WHAT IS BEING ASKED: Each line in the entries below that holds the string "Green" is to be listed.

##### RECORDS TO PROCESS #####

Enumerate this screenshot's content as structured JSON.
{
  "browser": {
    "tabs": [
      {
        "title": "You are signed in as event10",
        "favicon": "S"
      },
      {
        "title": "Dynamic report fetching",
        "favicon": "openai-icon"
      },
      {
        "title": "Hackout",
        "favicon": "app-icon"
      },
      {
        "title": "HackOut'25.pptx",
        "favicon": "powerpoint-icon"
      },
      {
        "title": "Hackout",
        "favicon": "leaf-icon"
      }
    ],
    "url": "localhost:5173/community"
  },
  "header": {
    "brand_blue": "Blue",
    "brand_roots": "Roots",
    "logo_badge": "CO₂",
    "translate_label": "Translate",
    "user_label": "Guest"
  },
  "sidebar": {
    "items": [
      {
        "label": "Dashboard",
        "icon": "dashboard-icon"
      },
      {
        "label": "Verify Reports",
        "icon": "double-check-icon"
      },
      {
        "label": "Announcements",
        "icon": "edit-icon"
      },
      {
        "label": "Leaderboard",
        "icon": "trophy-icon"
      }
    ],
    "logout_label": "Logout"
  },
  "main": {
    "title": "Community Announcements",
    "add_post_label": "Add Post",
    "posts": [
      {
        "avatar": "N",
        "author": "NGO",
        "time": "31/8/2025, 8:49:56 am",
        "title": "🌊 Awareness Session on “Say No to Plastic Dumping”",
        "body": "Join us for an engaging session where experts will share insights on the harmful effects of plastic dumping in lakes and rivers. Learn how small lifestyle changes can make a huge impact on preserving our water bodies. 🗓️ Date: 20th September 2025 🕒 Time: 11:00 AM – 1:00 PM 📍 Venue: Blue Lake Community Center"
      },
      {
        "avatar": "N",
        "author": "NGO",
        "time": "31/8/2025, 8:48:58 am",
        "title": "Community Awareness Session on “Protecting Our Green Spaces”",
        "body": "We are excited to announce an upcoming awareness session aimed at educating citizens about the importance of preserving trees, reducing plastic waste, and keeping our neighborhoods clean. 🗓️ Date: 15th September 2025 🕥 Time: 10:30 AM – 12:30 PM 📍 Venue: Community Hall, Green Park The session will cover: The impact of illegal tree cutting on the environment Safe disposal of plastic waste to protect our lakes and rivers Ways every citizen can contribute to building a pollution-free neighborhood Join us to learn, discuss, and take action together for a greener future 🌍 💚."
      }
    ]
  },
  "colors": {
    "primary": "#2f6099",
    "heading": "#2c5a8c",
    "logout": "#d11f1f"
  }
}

#####
##### RECORDS TO PROCESS #####

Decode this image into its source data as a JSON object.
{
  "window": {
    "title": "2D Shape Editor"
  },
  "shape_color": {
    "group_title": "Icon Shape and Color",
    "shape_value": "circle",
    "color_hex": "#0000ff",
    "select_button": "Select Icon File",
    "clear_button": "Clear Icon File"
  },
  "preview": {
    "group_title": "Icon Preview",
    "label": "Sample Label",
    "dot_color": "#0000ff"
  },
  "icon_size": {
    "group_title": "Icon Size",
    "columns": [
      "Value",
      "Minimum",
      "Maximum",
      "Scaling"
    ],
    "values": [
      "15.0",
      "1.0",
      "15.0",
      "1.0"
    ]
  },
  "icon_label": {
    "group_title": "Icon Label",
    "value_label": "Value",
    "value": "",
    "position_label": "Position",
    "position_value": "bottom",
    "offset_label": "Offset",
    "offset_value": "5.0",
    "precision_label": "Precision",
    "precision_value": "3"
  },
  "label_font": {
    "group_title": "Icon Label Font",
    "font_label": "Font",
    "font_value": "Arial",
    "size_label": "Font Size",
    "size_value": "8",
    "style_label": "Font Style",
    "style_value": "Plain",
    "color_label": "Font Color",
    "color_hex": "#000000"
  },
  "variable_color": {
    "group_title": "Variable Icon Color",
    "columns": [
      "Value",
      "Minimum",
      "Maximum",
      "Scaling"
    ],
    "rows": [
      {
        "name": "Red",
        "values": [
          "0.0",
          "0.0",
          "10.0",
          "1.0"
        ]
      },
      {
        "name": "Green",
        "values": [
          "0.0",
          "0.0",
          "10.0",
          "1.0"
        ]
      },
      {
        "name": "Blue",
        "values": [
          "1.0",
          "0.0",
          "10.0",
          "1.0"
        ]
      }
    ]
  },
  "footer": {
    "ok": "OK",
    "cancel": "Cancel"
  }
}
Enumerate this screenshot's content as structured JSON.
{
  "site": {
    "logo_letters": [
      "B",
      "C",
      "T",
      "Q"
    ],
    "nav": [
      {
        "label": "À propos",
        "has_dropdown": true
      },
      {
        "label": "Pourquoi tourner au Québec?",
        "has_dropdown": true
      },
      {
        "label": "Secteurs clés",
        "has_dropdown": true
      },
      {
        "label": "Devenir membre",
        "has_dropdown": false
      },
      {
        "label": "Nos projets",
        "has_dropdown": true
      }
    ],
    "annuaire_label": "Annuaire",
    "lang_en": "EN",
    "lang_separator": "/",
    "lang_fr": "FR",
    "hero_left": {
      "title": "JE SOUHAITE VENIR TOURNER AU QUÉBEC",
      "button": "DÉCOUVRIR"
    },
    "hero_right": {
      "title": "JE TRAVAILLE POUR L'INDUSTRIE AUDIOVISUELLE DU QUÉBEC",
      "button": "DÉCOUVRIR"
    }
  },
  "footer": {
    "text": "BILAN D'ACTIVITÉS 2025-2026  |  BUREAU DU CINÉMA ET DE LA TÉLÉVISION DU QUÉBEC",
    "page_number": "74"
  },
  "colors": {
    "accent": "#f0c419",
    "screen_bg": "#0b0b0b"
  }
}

#####

ANSWER BELOW:
        "title": "Community Awareness Session on “Protecting Our Green Spaces”",
        "body": "We are excited to announce an upcoming awareness session aimed at educating citizens about the importance of preserving trees, reducing plastic waste, and keeping our neighborhoods clean. 🗓️ Date: 15th September 2025 🕥 Time: 10:30 AM – 12:30 PM 📍 Venue: Community Hall, Green Park The session will cover: The impact of illegal tree cutting on the environment Safe disposal of plastic waste to protect our lakes and rivers Ways every citizen can contribute to building a pollution-free neighborhood Join us to learn, discuss, and take action together for a greener future 🌍 💚."
        "name": "Green",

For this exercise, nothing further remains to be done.